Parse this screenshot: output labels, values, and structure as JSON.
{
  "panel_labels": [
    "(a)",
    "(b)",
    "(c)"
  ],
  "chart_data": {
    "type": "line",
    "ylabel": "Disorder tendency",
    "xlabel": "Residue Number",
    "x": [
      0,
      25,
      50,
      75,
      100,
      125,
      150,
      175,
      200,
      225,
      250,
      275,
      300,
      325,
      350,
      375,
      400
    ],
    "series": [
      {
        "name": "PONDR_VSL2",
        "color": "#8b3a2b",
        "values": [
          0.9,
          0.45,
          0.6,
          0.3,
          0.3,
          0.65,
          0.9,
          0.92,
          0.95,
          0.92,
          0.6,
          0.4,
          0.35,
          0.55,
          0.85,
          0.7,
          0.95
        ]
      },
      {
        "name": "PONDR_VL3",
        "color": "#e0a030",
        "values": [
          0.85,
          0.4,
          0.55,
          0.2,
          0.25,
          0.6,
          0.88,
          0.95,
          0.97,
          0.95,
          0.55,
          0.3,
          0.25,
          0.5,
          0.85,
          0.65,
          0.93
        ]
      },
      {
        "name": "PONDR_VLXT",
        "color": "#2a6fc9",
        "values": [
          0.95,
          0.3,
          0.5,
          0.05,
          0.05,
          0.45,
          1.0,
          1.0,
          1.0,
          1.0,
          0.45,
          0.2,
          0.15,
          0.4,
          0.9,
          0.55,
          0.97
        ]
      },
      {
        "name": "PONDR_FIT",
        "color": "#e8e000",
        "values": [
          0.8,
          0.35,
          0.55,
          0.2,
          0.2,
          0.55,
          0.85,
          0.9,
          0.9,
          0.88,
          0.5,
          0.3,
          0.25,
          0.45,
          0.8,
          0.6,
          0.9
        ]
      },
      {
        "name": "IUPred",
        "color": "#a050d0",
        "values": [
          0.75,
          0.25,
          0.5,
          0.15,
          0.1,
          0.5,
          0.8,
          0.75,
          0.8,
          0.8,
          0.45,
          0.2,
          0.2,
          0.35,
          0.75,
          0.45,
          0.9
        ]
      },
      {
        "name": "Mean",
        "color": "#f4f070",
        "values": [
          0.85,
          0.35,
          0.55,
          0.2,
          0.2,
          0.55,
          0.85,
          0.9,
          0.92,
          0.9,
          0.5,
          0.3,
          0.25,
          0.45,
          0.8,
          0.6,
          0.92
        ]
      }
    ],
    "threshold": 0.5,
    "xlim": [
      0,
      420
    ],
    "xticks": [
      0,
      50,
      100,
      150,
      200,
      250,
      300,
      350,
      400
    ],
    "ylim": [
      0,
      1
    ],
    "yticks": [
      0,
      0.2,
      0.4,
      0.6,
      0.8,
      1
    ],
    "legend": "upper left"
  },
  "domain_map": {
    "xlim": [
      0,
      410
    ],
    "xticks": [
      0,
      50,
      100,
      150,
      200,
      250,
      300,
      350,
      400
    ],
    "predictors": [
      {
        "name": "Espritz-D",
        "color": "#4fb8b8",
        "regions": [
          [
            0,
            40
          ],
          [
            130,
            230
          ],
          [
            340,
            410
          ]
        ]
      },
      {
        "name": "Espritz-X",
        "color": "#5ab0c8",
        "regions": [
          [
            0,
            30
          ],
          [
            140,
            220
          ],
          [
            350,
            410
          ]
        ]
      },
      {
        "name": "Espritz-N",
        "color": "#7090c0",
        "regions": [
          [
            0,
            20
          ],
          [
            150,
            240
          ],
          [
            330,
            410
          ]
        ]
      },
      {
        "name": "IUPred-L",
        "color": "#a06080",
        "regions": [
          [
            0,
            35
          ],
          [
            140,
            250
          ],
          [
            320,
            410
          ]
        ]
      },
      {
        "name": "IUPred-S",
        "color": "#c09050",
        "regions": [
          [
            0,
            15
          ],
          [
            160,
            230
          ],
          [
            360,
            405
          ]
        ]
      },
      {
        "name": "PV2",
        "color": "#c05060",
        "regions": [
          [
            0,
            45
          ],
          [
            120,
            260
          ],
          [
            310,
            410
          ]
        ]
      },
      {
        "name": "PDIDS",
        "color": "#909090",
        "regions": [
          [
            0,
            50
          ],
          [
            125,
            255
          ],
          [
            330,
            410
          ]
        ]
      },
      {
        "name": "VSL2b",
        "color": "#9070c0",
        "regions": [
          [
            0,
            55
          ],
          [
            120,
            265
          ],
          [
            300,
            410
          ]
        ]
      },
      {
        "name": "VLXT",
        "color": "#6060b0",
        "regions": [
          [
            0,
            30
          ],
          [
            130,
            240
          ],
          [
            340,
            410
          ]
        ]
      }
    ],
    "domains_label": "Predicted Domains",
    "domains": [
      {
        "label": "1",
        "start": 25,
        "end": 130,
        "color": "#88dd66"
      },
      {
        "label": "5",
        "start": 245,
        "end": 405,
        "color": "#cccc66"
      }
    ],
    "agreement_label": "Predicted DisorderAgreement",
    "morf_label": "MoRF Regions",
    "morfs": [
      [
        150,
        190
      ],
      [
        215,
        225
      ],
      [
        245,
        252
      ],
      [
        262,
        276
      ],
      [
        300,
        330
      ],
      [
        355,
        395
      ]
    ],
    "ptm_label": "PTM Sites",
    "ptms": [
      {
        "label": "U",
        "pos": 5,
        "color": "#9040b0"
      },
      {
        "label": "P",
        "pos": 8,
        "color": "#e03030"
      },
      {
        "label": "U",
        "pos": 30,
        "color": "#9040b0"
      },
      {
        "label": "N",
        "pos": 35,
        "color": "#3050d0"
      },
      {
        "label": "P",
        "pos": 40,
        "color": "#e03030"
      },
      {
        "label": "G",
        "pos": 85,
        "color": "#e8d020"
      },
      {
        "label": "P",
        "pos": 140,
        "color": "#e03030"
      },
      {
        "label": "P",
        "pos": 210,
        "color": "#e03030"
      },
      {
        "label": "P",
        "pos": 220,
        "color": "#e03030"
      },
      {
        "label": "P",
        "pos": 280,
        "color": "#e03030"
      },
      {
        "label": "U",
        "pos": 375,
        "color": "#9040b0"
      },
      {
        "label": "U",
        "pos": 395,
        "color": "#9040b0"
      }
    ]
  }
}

-=-=-=-=-

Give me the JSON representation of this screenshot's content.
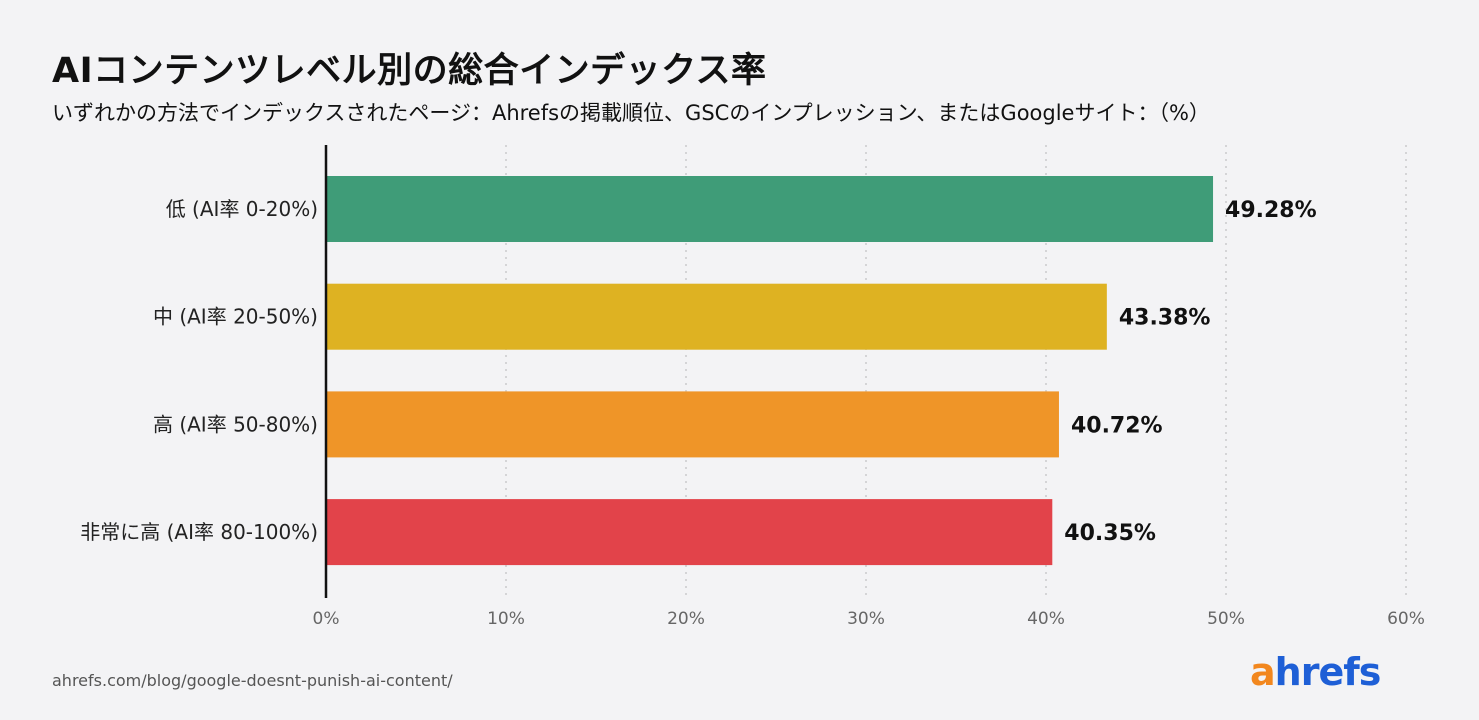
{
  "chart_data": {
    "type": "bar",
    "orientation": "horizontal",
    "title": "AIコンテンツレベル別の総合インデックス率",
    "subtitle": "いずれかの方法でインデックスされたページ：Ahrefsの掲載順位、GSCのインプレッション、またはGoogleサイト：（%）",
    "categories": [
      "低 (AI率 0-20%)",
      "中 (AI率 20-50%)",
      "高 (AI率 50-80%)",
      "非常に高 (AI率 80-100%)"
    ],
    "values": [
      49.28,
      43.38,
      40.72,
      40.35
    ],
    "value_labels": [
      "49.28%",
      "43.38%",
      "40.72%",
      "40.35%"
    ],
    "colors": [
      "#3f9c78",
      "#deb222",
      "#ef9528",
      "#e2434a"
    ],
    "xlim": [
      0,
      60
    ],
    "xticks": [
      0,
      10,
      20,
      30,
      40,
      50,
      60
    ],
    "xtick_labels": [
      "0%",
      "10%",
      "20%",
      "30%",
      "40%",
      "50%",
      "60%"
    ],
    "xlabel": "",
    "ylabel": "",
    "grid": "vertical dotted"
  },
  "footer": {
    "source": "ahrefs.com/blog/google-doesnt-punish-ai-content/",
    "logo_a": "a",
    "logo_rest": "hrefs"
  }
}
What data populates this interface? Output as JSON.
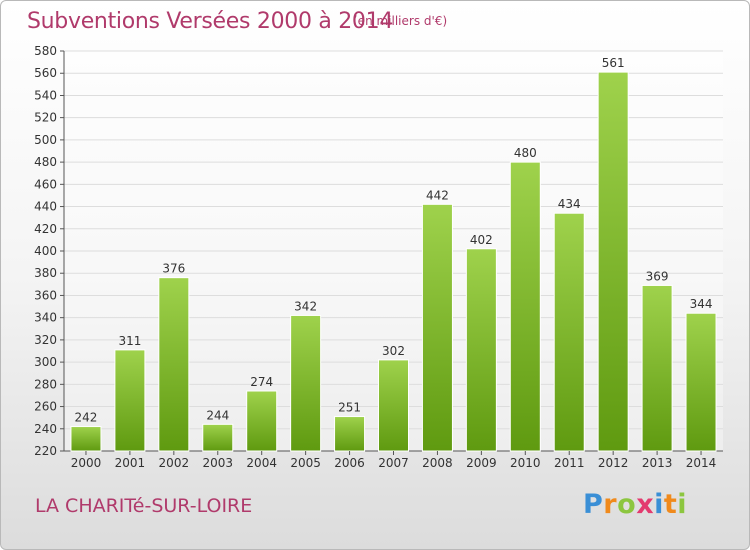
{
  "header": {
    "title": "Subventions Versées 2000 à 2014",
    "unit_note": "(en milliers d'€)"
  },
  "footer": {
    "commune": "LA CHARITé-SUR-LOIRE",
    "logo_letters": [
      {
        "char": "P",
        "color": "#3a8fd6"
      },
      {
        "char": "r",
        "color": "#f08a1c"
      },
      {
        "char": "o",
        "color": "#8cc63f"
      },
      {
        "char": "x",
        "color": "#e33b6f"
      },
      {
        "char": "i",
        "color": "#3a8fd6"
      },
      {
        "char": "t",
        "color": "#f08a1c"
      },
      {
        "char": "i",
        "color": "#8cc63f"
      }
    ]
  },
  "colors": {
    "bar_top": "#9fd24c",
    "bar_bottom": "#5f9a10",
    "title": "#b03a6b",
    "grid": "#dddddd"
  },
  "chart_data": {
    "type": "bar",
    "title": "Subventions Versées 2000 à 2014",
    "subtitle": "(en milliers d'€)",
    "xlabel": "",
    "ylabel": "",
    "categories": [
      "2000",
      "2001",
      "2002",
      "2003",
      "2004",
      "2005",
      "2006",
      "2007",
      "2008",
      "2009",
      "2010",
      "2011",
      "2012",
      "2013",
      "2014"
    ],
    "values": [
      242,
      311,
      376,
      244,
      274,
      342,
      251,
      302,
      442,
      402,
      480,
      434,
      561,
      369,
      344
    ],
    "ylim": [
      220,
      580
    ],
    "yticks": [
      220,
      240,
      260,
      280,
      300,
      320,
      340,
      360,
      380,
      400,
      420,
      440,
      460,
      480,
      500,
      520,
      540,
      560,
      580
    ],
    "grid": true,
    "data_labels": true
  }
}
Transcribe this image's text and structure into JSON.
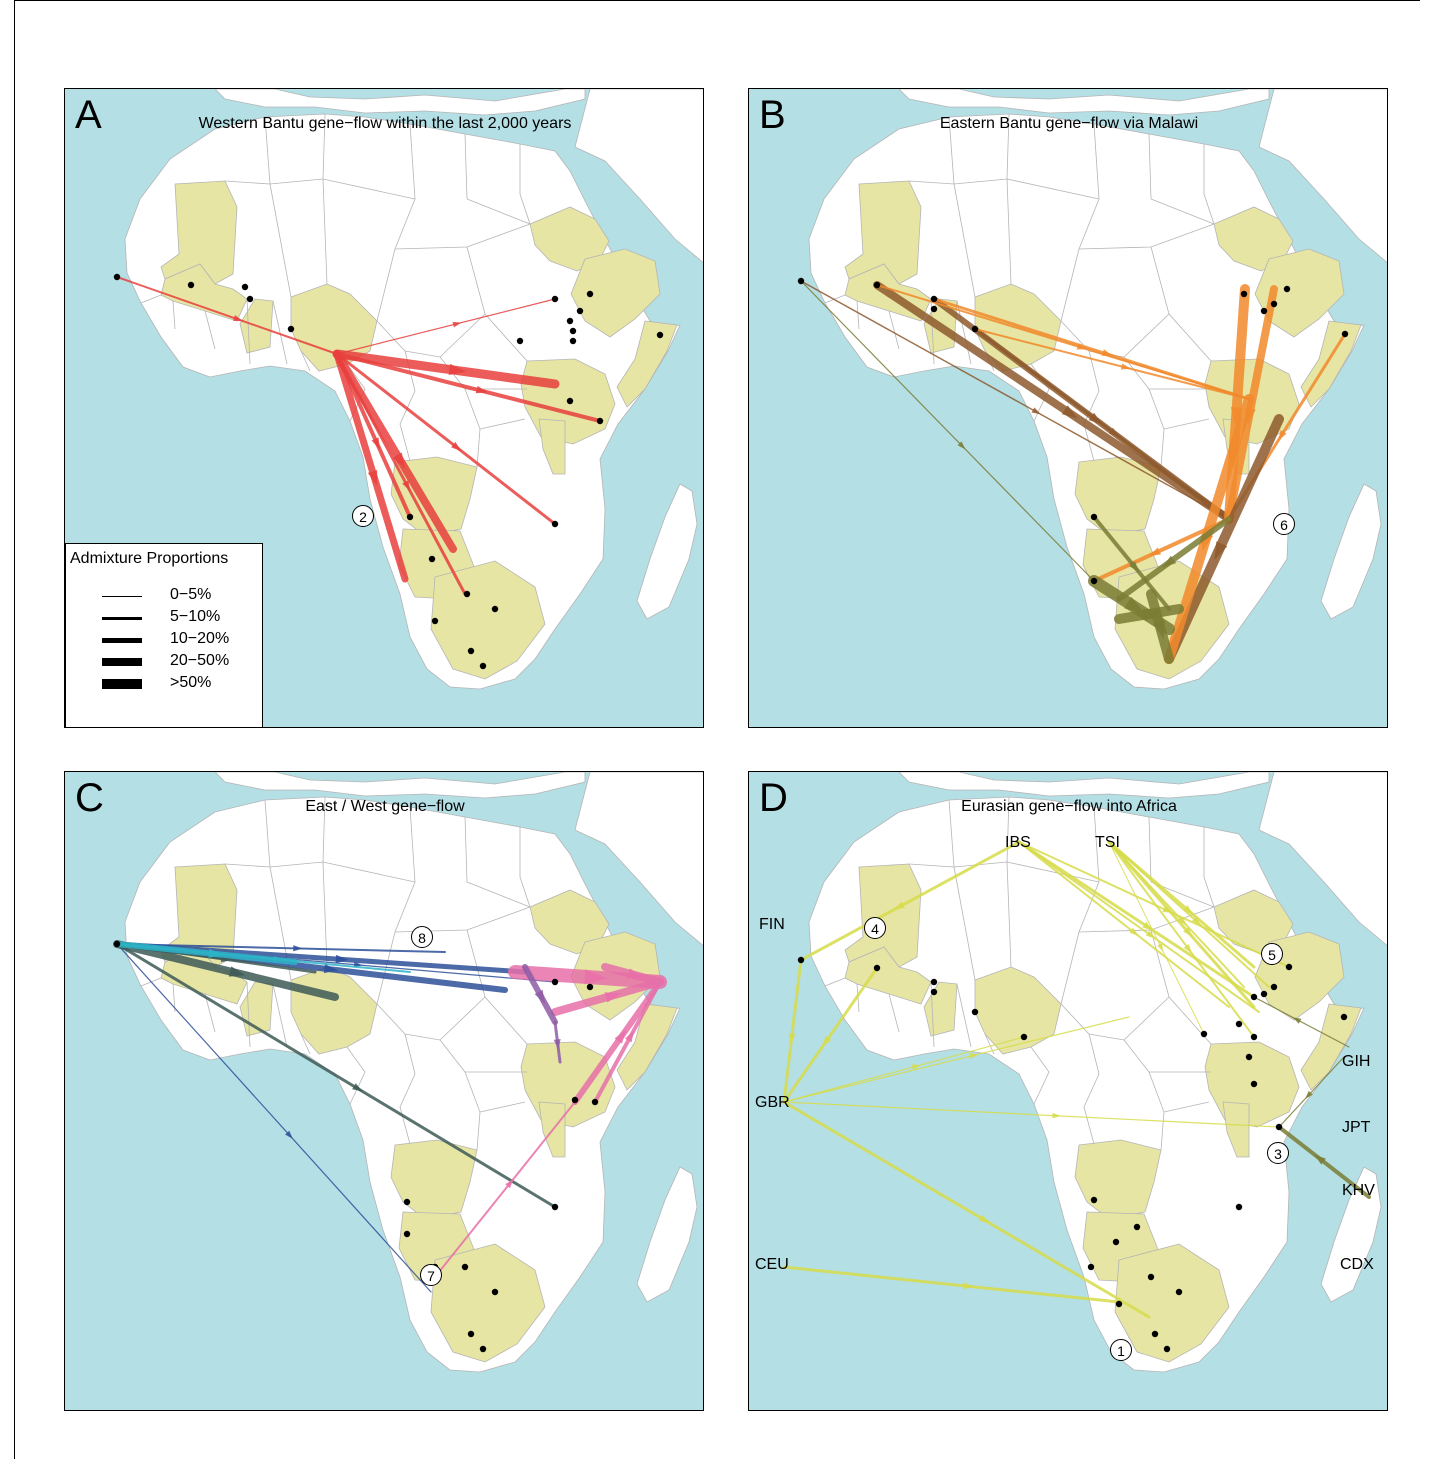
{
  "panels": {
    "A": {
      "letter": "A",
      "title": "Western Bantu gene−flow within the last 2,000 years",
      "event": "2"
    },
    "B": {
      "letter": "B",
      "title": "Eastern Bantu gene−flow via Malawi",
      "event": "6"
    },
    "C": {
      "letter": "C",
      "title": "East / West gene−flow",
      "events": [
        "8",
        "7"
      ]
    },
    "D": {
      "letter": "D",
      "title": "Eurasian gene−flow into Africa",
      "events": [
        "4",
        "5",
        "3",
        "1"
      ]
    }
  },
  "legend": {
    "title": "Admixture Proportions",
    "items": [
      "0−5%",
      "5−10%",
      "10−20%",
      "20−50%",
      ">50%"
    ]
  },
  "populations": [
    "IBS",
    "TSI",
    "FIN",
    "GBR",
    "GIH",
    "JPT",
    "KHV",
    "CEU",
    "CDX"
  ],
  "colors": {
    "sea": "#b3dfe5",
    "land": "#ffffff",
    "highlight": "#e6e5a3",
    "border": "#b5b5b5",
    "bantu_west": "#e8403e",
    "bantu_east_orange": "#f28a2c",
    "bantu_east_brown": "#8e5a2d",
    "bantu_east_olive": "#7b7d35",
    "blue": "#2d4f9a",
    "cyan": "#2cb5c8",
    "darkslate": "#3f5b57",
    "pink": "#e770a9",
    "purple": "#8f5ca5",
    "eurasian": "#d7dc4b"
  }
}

-=-=-=-=-

Show every line from the entries above in which the word "JSON" appears.

THE OUTPUT →
Parse this screenshot: output labels, values, and structure as JSON.
Give me the JSON representation of this screenshot's content.
What data populates this interface? Output as JSON.
Transcribe this image's text and structure into JSON.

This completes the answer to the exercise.